## Your task
Gather every line in the records that contains the string "page", matching case exactly.

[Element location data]
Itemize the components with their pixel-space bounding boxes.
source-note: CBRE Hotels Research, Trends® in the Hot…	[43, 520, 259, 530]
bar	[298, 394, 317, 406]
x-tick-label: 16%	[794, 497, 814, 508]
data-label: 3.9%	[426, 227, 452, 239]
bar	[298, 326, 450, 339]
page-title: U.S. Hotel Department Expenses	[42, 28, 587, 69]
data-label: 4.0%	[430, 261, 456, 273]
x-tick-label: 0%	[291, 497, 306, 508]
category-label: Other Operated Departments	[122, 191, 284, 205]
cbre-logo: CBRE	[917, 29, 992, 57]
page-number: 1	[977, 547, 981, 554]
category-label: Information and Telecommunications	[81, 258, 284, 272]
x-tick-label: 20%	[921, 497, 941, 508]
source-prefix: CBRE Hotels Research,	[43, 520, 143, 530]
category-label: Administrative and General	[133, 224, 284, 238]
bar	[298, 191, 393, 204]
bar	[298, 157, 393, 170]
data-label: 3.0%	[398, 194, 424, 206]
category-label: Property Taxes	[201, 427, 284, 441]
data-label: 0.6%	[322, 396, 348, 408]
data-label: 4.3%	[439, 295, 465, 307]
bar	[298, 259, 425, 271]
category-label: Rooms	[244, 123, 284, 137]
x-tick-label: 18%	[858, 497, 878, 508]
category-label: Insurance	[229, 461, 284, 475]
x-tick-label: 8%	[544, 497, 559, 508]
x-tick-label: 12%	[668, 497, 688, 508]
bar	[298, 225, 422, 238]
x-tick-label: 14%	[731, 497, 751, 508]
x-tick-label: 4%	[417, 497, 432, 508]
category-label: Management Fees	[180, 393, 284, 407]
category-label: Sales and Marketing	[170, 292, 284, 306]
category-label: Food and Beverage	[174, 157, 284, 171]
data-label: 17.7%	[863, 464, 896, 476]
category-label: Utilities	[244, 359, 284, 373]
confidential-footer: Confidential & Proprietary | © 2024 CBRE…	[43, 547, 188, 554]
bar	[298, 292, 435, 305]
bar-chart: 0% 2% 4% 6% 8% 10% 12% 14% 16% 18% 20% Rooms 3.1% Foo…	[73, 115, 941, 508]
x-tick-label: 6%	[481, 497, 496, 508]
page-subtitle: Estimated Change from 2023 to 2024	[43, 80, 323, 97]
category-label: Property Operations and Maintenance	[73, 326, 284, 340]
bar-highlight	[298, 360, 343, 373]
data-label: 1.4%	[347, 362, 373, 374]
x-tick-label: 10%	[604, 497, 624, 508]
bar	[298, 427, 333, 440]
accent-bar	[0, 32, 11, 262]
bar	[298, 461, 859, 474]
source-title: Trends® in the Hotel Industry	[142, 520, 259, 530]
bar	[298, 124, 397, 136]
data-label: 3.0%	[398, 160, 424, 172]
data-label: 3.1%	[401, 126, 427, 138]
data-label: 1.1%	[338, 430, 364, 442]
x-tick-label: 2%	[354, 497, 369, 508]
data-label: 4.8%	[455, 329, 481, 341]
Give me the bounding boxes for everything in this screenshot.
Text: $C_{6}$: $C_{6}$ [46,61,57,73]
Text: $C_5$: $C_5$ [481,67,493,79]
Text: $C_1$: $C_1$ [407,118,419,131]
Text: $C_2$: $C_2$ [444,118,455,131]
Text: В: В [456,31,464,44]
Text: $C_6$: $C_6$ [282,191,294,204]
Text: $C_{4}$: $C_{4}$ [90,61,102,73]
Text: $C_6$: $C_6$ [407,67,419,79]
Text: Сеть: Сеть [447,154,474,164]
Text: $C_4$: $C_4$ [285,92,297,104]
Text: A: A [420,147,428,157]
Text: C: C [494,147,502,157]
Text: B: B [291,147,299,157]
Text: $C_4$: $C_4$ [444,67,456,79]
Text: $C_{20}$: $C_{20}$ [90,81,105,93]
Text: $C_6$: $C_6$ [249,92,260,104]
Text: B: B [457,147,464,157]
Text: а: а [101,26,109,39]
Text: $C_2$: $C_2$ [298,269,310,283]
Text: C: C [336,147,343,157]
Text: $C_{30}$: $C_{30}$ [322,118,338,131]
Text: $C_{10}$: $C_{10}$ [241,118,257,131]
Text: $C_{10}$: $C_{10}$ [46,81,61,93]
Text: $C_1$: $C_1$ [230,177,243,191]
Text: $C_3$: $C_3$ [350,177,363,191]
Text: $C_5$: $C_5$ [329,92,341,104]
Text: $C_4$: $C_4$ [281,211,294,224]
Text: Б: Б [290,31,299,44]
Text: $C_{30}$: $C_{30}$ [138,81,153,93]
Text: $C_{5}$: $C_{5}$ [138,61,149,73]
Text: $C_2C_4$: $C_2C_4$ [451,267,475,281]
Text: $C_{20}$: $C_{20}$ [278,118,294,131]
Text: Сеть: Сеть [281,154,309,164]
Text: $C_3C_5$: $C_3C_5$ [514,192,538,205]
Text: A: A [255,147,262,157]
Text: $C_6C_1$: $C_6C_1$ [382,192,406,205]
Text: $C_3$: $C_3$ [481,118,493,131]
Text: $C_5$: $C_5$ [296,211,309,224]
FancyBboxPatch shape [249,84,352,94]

## Written response
page-title: U.S. Hotel Department Expenses	[42, 28, 587, 69]
page-number: 1	[977, 547, 981, 554]
page-subtitle: Estimated Change from 2023 to 2024	[43, 80, 323, 97]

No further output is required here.